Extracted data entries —
☆ ☆ ☆

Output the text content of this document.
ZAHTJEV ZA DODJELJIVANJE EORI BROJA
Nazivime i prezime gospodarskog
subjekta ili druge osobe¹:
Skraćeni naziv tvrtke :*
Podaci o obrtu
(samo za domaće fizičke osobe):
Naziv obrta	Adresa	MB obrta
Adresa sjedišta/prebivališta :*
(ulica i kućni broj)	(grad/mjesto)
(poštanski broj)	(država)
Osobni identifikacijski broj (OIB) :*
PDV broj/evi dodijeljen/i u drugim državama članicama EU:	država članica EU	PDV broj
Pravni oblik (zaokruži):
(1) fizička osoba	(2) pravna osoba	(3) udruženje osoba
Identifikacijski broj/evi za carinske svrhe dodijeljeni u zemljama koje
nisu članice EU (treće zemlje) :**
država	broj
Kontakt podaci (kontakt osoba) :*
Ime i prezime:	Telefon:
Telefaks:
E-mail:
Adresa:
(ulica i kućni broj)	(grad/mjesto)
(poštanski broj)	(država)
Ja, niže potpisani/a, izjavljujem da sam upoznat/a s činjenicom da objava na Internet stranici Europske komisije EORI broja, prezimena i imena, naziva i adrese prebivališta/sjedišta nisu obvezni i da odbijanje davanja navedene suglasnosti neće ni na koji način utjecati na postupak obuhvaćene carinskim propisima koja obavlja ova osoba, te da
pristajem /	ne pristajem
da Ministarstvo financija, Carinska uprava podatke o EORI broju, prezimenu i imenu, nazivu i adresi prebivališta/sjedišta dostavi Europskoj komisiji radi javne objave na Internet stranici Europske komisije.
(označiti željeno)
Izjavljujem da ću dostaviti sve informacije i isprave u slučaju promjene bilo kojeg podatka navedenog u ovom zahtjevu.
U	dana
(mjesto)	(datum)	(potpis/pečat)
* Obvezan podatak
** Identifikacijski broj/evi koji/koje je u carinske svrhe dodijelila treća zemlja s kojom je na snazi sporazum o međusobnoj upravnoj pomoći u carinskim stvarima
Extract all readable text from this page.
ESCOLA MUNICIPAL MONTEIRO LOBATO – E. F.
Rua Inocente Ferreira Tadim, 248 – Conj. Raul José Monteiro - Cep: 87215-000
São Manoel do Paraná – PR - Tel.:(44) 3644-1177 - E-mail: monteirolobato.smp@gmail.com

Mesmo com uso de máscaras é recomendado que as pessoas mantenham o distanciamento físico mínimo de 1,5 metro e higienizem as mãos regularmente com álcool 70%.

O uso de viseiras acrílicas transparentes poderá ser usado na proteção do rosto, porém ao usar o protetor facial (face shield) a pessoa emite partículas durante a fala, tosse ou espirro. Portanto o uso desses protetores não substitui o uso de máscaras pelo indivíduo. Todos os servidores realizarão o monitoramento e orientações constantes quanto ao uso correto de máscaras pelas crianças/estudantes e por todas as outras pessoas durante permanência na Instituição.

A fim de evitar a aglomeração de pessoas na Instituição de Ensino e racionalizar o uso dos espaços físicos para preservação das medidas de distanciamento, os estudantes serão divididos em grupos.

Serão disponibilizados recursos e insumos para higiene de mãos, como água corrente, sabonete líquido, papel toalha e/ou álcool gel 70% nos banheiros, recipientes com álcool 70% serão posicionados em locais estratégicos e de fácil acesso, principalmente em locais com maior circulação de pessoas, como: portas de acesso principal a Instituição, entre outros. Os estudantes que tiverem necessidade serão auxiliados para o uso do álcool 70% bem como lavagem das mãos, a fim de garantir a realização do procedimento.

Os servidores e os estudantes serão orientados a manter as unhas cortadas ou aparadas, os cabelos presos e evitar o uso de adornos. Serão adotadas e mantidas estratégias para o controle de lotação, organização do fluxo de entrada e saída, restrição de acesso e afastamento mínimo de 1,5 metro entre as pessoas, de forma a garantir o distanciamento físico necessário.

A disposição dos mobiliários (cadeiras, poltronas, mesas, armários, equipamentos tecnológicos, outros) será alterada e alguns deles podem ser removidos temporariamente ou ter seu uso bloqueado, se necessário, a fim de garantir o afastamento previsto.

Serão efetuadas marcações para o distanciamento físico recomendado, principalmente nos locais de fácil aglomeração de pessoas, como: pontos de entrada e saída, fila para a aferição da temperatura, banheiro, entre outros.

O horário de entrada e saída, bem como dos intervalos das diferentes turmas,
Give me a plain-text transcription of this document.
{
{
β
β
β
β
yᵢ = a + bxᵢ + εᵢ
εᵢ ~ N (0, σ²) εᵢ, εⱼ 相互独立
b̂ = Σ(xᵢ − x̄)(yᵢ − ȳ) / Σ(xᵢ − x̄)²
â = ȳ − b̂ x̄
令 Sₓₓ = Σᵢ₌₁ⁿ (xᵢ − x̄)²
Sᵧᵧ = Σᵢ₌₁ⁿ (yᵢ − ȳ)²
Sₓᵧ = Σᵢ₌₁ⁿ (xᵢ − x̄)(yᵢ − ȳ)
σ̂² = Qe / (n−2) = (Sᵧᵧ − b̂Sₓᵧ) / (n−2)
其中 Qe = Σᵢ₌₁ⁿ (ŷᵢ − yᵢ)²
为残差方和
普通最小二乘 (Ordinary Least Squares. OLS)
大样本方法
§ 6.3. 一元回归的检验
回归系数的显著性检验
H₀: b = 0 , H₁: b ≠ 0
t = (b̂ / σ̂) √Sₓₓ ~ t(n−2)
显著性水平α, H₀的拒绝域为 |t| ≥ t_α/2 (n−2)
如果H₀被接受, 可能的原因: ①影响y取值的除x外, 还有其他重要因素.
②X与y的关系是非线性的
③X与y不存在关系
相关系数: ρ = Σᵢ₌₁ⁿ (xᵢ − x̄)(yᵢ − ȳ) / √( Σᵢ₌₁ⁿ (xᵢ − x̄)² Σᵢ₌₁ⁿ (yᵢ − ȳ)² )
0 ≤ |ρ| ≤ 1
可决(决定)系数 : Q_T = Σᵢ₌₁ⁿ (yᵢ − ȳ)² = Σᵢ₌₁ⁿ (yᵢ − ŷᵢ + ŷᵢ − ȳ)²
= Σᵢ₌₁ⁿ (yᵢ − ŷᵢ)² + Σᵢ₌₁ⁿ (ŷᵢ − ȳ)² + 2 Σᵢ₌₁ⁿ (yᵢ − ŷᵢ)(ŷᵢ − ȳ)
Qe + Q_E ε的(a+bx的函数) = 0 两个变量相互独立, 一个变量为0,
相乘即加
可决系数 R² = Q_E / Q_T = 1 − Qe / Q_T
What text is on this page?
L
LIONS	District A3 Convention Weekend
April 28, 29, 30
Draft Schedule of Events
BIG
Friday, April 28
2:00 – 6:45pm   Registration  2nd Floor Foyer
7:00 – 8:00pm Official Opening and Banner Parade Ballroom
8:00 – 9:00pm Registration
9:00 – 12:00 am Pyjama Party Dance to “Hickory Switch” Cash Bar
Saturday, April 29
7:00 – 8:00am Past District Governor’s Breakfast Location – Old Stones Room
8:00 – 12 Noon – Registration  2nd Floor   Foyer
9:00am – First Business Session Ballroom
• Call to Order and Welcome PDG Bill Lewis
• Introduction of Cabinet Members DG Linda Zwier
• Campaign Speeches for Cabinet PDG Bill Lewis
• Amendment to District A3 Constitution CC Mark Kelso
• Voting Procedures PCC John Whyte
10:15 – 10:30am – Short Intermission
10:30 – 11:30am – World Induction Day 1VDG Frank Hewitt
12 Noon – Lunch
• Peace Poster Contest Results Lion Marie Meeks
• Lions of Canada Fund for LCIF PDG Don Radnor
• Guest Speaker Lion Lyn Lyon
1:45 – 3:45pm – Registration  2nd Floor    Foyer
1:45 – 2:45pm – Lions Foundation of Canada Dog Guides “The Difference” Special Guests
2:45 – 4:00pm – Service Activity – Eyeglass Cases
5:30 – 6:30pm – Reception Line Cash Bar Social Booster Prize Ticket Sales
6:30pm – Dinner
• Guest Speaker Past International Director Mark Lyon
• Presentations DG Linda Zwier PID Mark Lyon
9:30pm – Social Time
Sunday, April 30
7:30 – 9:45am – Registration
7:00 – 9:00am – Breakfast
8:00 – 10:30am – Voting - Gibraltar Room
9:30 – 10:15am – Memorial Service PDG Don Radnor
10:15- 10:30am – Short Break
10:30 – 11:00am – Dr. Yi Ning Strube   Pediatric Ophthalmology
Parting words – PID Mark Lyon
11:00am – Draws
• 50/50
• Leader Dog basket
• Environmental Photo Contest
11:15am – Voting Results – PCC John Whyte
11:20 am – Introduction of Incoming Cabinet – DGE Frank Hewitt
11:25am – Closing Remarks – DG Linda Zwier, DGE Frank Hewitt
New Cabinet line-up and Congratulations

☆ ☆ ☆

Find the word "Cash" and list each line it appears in.

9:00 – 12:00 am Pyjama Party Dance to “Hickory Switch” Cash Bar
5:30 – 6:30pm – Reception Line Cash Bar Social Booster Prize Ticket Sales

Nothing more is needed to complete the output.